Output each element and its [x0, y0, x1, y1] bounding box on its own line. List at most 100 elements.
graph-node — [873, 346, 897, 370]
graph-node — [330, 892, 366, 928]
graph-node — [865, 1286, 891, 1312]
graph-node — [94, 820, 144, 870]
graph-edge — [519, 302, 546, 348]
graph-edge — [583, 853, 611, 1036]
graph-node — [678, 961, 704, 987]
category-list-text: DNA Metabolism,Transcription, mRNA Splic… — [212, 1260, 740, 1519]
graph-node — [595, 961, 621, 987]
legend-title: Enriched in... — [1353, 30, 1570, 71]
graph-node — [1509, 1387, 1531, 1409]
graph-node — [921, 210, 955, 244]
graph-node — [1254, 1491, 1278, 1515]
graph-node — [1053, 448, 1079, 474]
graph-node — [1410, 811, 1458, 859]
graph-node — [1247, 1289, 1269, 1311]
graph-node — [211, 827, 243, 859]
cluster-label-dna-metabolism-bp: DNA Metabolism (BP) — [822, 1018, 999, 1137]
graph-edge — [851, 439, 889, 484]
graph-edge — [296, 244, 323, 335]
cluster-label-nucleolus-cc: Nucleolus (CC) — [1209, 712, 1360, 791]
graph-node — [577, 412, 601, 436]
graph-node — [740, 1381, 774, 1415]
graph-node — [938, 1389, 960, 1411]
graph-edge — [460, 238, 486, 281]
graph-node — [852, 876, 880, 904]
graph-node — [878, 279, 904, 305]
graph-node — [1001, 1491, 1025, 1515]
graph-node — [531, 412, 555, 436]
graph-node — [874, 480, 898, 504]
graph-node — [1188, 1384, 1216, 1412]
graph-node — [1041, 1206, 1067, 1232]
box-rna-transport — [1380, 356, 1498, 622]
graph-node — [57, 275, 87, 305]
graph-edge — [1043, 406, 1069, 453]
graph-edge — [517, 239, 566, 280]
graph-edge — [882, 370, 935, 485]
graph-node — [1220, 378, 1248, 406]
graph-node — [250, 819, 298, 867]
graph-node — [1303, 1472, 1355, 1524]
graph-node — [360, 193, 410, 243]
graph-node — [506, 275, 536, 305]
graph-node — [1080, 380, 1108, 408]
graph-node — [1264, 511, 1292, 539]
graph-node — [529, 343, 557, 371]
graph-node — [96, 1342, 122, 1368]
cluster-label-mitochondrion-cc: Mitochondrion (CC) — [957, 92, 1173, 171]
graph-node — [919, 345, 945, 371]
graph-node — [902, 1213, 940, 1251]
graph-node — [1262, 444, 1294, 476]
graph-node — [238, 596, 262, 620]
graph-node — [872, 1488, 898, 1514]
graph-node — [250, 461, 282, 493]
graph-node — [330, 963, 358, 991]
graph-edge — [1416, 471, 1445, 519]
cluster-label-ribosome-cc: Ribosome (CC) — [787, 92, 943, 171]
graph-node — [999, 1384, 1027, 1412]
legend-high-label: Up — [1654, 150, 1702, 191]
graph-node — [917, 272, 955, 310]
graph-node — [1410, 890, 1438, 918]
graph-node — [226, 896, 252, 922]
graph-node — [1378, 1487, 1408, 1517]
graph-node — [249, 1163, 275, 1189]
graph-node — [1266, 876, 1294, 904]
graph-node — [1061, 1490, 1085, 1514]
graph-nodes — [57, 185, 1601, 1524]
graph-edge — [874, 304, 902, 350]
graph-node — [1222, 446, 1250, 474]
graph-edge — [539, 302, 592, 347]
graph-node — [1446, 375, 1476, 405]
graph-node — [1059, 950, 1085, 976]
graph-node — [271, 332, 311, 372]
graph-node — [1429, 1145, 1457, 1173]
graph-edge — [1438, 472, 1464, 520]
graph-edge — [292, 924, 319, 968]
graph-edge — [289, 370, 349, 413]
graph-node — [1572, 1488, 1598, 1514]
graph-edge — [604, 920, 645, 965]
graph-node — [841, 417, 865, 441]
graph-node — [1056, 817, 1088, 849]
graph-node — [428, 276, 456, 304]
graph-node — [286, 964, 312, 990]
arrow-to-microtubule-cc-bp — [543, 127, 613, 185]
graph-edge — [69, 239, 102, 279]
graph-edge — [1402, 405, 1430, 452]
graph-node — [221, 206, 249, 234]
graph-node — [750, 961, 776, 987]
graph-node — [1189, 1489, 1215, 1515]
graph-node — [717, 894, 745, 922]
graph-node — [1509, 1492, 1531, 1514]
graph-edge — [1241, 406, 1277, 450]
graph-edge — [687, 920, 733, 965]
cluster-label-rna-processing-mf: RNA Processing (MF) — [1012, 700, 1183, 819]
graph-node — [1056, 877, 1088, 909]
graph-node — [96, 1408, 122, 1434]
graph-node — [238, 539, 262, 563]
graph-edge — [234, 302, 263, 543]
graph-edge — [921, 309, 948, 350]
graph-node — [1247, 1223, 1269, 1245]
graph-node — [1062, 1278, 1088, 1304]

————————

* [Work to complete]: Produce an exact copy of all the records.

* [Solution for this exercise]:
Output each element and its [x0, y0, x1, y1] bounding box on its own line. List at most 100 elements.
graph-node — [873, 346, 897, 370]
graph-node — [330, 892, 366, 928]
graph-node — [865, 1286, 891, 1312]
graph-node — [94, 820, 144, 870]
graph-edge — [519, 302, 546, 348]
graph-edge — [583, 853, 611, 1036]
graph-node — [678, 961, 704, 987]
category-list-text: DNA Metabolism,Transcription, mRNA Splic… — [212, 1260, 740, 1519]
graph-node — [595, 961, 621, 987]
legend-title: Enriched in... — [1353, 30, 1570, 71]
graph-node — [1509, 1387, 1531, 1409]
graph-node — [921, 210, 955, 244]
graph-node — [1254, 1491, 1278, 1515]
graph-node — [1053, 448, 1079, 474]
graph-node — [1410, 811, 1458, 859]
graph-node — [1247, 1289, 1269, 1311]
graph-node — [211, 827, 243, 859]
cluster-label-dna-metabolism-bp: DNA Metabolism (BP) — [822, 1018, 999, 1137]
graph-edge — [851, 439, 889, 484]
graph-edge — [296, 244, 323, 335]
cluster-label-nucleolus-cc: Nucleolus (CC) — [1209, 712, 1360, 791]
graph-node — [577, 412, 601, 436]
graph-node — [740, 1381, 774, 1415]
graph-node — [938, 1389, 960, 1411]
graph-edge — [460, 238, 486, 281]
graph-node — [852, 876, 880, 904]
graph-node — [878, 279, 904, 305]
graph-node — [1001, 1491, 1025, 1515]
graph-node — [531, 412, 555, 436]
graph-node — [874, 480, 898, 504]
graph-node — [1188, 1384, 1216, 1412]
graph-node — [1041, 1206, 1067, 1232]
box-rna-transport — [1380, 356, 1498, 622]
graph-node — [57, 275, 87, 305]
graph-edge — [1043, 406, 1069, 453]
graph-edge — [517, 239, 566, 280]
graph-edge — [882, 370, 935, 485]
graph-node — [1220, 378, 1248, 406]
graph-node — [250, 819, 298, 867]
graph-node — [1303, 1472, 1355, 1524]
graph-node — [360, 193, 410, 243]
graph-node — [506, 275, 536, 305]
graph-node — [1080, 380, 1108, 408]
graph-node — [1264, 511, 1292, 539]
graph-node — [529, 343, 557, 371]
graph-node — [96, 1342, 122, 1368]
cluster-label-mitochondrion-cc: Mitochondrion (CC) — [957, 92, 1173, 171]
graph-node — [919, 345, 945, 371]
graph-node — [902, 1213, 940, 1251]
graph-node — [1262, 444, 1294, 476]
graph-node — [238, 596, 262, 620]
graph-node — [872, 1488, 898, 1514]
graph-node — [250, 461, 282, 493]
graph-node — [330, 963, 358, 991]
graph-edge — [1416, 471, 1445, 519]
cluster-label-ribosome-cc: Ribosome (CC) — [787, 92, 943, 171]
graph-node — [999, 1384, 1027, 1412]
legend-high-label: Up — [1654, 150, 1702, 191]
graph-node — [917, 272, 955, 310]
graph-node — [1410, 890, 1438, 918]
graph-node — [226, 896, 252, 922]
graph-node — [1378, 1487, 1408, 1517]
graph-node — [249, 1163, 275, 1189]
graph-node — [1266, 876, 1294, 904]
graph-node — [1061, 1490, 1085, 1514]
graph-nodes — [57, 185, 1601, 1524]
graph-edge — [874, 304, 902, 350]
graph-node — [1222, 446, 1250, 474]
graph-edge — [539, 302, 592, 347]
graph-node — [1446, 375, 1476, 405]
graph-node — [1059, 950, 1085, 976]
graph-node — [271, 332, 311, 372]
graph-node — [1429, 1145, 1457, 1173]
graph-edge — [1438, 472, 1464, 520]
graph-edge — [292, 924, 319, 968]
graph-edge — [289, 370, 349, 413]
graph-node — [1572, 1488, 1598, 1514]
graph-edge — [604, 920, 645, 965]
graph-node — [841, 417, 865, 441]
graph-node — [1056, 817, 1088, 849]
graph-node — [428, 276, 456, 304]
graph-node — [286, 964, 312, 990]
arrow-to-microtubule-cc-bp — [543, 127, 613, 185]
graph-edge — [69, 239, 102, 279]
graph-edge — [1402, 405, 1430, 452]
graph-node — [221, 206, 249, 234]
graph-node — [750, 961, 776, 987]
graph-node — [1189, 1489, 1215, 1515]
graph-node — [717, 894, 745, 922]
graph-node — [1509, 1492, 1531, 1514]
graph-edge — [1241, 406, 1277, 450]
graph-edge — [687, 920, 733, 965]
cluster-label-rna-processing-mf: RNA Processing (MF) — [1012, 700, 1183, 819]
graph-node — [1056, 877, 1088, 909]
graph-node — [96, 1408, 122, 1434]
graph-node — [238, 539, 262, 563]
graph-edge — [234, 302, 263, 543]
graph-edge — [921, 309, 948, 350]
graph-node — [1247, 1223, 1269, 1245]
graph-node — [1062, 1278, 1088, 1304]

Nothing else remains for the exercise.